Répondez, s'il vous plaît, aux questions suivantes à partir de l'extrait sur le CPER et la plate-forme CEA TECH.
1. Quel montant l'Etat et la Région apporteront-ils à parité ?
2. Combien de permanents compte l'équipe pivot qui doit s'installer dès septembre sur la Métropole ?
3. Dans quelles villes se trouvent les deux démonstrateurs associés à la plate-forme ?

Extrait du document –
____________

L’ensemble des mesures du CPER vise à relever le défi de l’emploi. En complément des crédits thématiques, 46 M€ seront apportés à parité par l’Etat et la Région pour appuyer la stratégie régionale concertée d’accompagnement des mutations économiques et de continuité professionnelle, et la gestion prévisionnelle des emplois et des compétences. Une attention particulière sera portée à l’égalité femmes/hommes.
L’engagement de l’Etat est désormais connu. Comme le Premier ministre l’a noté, le préfet de région a pu bénéficier de «marges de manœuvres accrues pour mieux prendre en compte les attentes locales». D’ici à juin, le Conseil régional pourra chercher à infléchir certains dossiers, mais les grandes lignes sont désormais connues. Le plus dur sera de concrétiser tous ces financements prometteurs de développement.
Un CEA TECH dans la Métropole pour dynamiser le tissu industriel
Profitant de son étape lilloise, sur le chemin menant de Paris à Bruxelles, Le Premier ministre Manuel Valls a annoncé, lors de sa visite à EuraTechnologies, l’arrivée d’une plate-forme CEA (Commissariat à l’énergie atomique) TECH sur le territoire de la Métropole européenne de Lille. Cette plate-forme a pour vocation la mise en relation de la recherche fondamentale du CEA en lien avec les universités et les laboratoires de la région avec les besoins du tissu industriel dans une démarche de recherche et développement. Plusieurs domaines d’activités stratégiques sont d’ores et déjà ciblés : la santé-nutrition en lien avec Eurasanté, l’Internet des objets et le numérique avec EuraTechnologies et la Plaine Images, le textile/matériels innovants avec le CETI sur la zone de l’Union… Plus précisément, c’est une équipe pivot de sept permanents qui doit s’installer dès septembre sur la Métropole, avec pour mission de prospecter le tissu industriel afin d’affiner le choix des équipements techniques à mettre en œuvre. A moyen terme, ce sont trente chercheurs qui pourraient renforcer cette équipe. Cette plate-forme doit aussi être associée à deux démonstrateurs à Valenciennes sur le transport terrestre et à Dunkerque sur l’énergie. L’investissement annoncé pour cette plate-forme est de 40 M€ et la création de 1 500 emplois dans les cinq ans, évoqués par l’effet «irradiant» de cette plate-forme vers le tissu industriel.

____________

Matériel fourni –
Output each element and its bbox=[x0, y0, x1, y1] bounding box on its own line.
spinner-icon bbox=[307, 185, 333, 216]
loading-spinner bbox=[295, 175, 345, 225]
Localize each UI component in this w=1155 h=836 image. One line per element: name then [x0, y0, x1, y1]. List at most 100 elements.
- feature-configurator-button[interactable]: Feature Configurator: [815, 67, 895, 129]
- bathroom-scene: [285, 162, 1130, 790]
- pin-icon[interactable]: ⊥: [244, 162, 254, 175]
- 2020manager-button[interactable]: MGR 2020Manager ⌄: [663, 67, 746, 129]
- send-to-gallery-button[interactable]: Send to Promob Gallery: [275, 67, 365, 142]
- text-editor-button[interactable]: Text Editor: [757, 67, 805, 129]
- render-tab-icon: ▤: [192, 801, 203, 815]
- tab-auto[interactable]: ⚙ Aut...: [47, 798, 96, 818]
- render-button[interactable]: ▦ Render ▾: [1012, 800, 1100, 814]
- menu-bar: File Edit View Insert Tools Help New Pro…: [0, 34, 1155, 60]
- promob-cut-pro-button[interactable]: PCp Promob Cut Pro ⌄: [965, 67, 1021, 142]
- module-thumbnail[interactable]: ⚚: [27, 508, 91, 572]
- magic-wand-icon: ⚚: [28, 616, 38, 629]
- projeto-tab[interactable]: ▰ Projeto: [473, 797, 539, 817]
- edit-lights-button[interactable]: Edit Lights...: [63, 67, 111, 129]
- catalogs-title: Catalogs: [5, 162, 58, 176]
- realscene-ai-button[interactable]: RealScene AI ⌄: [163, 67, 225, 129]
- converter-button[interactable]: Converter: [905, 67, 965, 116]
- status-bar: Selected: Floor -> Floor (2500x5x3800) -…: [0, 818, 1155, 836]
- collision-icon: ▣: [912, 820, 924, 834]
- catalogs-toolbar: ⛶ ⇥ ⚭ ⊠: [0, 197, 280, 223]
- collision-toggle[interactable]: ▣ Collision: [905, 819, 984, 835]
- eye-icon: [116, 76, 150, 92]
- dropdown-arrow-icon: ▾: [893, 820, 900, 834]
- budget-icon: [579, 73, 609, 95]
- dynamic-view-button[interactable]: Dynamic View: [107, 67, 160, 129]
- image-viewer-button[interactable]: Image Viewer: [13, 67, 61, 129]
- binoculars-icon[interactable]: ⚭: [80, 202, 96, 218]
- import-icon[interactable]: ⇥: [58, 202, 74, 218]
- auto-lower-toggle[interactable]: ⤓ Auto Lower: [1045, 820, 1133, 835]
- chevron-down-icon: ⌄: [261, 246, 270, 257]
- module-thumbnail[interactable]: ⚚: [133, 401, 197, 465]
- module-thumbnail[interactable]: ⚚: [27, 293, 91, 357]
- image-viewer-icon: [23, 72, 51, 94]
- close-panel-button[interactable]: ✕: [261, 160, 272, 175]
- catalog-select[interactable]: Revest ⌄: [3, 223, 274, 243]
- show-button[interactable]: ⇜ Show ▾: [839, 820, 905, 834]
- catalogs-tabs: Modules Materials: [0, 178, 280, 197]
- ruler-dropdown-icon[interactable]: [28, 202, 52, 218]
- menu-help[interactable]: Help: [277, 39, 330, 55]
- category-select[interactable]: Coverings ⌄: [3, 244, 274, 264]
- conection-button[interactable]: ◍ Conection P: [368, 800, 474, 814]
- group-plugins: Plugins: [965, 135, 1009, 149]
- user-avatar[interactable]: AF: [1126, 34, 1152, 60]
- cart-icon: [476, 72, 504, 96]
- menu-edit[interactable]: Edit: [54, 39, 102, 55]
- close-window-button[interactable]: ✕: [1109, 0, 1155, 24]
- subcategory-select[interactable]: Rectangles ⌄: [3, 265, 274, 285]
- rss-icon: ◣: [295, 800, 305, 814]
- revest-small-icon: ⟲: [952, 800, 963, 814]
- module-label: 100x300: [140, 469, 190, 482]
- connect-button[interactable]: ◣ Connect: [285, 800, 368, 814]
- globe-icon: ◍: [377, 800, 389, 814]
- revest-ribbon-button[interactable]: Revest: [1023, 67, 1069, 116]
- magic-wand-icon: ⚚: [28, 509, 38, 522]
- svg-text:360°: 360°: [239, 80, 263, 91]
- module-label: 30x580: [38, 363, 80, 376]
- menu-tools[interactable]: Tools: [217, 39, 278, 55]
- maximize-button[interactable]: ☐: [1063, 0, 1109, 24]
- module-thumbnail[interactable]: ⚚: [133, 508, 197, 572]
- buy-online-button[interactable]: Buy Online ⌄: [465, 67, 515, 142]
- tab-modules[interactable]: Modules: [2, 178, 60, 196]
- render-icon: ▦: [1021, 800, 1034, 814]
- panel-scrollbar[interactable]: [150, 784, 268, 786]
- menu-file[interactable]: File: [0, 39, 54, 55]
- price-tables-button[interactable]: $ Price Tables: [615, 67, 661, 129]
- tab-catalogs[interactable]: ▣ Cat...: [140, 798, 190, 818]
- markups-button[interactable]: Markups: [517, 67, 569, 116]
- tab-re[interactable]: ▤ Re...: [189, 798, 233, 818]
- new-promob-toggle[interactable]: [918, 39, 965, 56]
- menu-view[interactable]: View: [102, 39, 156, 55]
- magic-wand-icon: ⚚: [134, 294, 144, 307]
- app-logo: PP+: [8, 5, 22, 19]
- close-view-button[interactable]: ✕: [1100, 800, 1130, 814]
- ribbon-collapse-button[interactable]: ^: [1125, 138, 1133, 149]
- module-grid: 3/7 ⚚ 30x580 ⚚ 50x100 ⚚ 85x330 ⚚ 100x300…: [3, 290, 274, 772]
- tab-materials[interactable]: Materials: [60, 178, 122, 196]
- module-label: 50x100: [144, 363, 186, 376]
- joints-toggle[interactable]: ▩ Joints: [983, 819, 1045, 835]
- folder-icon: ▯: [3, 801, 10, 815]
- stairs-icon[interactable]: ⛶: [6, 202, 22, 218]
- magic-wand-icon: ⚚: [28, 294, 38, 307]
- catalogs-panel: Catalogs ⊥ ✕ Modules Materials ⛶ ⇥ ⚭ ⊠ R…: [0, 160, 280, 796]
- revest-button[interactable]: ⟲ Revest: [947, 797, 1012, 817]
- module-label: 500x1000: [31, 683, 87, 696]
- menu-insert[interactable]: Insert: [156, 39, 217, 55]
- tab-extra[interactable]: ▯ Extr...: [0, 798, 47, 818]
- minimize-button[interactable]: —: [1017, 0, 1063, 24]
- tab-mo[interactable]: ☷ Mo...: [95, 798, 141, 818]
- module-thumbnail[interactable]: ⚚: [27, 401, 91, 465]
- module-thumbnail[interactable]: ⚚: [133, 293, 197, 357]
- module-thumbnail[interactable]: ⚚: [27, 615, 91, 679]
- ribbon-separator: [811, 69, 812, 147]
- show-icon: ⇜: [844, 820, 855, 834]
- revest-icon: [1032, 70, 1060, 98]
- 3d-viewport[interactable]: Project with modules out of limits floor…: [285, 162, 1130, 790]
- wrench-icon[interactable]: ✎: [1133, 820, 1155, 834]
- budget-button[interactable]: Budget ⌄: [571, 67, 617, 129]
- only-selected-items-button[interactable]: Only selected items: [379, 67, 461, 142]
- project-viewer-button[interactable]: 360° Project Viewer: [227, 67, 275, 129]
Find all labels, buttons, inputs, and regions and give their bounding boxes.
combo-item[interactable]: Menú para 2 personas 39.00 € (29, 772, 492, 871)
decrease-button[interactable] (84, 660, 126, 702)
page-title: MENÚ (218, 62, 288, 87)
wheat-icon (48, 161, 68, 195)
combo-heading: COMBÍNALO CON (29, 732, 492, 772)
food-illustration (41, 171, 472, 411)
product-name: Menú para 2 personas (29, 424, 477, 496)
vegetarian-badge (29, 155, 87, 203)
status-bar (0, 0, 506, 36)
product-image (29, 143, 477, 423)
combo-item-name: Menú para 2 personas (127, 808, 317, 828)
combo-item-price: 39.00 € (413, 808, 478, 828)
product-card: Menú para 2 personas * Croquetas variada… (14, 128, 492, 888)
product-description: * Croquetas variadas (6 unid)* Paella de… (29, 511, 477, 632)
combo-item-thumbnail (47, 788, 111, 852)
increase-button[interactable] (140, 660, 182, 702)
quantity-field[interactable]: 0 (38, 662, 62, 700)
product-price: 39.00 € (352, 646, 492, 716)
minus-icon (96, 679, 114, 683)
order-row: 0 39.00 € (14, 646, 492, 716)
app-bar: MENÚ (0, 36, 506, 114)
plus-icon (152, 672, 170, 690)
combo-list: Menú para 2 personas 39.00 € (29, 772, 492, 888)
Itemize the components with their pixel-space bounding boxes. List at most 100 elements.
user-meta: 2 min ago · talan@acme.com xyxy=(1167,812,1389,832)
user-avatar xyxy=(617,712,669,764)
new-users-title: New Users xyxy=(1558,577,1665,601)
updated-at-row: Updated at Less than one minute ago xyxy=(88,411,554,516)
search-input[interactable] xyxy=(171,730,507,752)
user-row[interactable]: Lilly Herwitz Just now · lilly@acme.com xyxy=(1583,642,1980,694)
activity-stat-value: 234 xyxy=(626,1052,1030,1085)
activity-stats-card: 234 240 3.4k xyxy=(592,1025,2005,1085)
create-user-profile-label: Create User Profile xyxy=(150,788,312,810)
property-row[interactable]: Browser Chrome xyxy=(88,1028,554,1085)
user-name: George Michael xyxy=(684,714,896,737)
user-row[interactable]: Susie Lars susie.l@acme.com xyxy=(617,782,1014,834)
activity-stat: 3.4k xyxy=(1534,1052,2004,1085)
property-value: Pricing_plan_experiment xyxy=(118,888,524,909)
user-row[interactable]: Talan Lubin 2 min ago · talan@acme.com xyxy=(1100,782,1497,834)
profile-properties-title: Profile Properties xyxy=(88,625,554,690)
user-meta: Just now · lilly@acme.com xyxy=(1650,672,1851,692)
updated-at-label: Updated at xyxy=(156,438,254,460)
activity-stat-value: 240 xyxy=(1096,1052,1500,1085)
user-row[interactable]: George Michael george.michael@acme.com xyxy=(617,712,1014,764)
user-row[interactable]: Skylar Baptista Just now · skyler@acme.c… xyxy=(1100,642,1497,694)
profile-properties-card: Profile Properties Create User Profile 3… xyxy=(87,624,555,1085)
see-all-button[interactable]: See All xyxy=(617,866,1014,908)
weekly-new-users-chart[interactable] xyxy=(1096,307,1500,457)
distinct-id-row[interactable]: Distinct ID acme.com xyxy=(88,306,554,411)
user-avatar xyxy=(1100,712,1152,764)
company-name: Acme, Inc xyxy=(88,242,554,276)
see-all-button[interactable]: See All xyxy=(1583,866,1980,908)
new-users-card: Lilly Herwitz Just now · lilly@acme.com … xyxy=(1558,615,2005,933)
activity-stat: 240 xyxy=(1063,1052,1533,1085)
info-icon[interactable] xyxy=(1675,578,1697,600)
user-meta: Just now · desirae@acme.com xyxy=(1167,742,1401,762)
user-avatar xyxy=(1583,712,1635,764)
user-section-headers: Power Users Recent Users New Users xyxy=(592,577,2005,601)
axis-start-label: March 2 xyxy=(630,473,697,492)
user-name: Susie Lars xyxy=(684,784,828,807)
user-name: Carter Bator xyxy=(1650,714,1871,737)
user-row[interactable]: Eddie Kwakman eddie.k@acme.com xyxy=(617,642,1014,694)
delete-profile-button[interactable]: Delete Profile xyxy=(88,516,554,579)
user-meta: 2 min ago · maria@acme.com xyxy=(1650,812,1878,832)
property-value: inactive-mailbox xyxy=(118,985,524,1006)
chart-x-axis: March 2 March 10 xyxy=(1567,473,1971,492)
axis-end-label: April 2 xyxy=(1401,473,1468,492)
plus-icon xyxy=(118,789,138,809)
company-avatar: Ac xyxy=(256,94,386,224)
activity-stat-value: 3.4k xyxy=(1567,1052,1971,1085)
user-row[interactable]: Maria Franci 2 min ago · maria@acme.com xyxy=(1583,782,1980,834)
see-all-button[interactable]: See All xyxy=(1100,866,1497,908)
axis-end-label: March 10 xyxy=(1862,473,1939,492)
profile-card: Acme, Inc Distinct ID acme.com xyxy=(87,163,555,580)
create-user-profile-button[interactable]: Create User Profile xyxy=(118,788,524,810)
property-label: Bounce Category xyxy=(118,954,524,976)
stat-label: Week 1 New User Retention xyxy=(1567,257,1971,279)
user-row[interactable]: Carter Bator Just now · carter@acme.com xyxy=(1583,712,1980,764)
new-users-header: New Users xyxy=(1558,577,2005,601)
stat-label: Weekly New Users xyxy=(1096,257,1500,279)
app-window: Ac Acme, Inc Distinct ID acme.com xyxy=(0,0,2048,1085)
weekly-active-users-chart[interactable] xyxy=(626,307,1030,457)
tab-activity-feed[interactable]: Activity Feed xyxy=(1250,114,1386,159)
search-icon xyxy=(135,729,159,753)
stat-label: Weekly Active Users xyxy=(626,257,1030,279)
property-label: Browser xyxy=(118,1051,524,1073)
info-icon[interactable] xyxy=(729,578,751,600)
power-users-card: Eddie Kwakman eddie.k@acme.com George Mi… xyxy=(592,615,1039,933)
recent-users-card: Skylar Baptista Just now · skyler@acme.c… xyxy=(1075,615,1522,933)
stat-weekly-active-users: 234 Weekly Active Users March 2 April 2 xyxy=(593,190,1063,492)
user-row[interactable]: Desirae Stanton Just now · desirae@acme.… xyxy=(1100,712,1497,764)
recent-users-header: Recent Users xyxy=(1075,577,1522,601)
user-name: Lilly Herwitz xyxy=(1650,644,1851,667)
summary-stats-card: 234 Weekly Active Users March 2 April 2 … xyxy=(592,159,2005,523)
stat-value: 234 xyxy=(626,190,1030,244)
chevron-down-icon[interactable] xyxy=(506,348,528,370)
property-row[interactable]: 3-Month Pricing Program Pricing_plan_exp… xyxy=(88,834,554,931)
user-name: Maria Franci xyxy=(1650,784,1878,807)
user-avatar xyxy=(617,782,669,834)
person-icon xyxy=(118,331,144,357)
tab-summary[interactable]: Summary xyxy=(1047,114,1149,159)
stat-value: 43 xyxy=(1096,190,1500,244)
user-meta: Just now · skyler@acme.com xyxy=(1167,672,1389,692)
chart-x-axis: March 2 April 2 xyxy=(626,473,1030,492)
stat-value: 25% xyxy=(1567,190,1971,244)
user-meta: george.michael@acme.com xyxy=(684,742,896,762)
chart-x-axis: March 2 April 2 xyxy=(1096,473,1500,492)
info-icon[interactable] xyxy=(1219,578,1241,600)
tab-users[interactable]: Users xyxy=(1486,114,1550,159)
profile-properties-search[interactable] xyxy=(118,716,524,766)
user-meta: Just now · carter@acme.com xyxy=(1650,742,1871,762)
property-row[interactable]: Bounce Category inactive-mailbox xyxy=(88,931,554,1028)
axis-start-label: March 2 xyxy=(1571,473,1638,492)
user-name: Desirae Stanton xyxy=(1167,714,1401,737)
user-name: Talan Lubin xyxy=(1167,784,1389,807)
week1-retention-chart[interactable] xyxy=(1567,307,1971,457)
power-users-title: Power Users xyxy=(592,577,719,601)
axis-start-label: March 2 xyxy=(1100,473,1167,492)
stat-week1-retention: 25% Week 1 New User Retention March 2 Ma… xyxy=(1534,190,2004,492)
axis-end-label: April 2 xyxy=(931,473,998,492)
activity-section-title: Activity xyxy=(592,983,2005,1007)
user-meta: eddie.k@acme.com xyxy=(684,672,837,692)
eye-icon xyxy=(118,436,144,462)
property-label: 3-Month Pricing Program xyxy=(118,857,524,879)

____________

Réponse attendue –
1. 46 M€.
2. Sept.
3. Valenciennes et Dunkerque.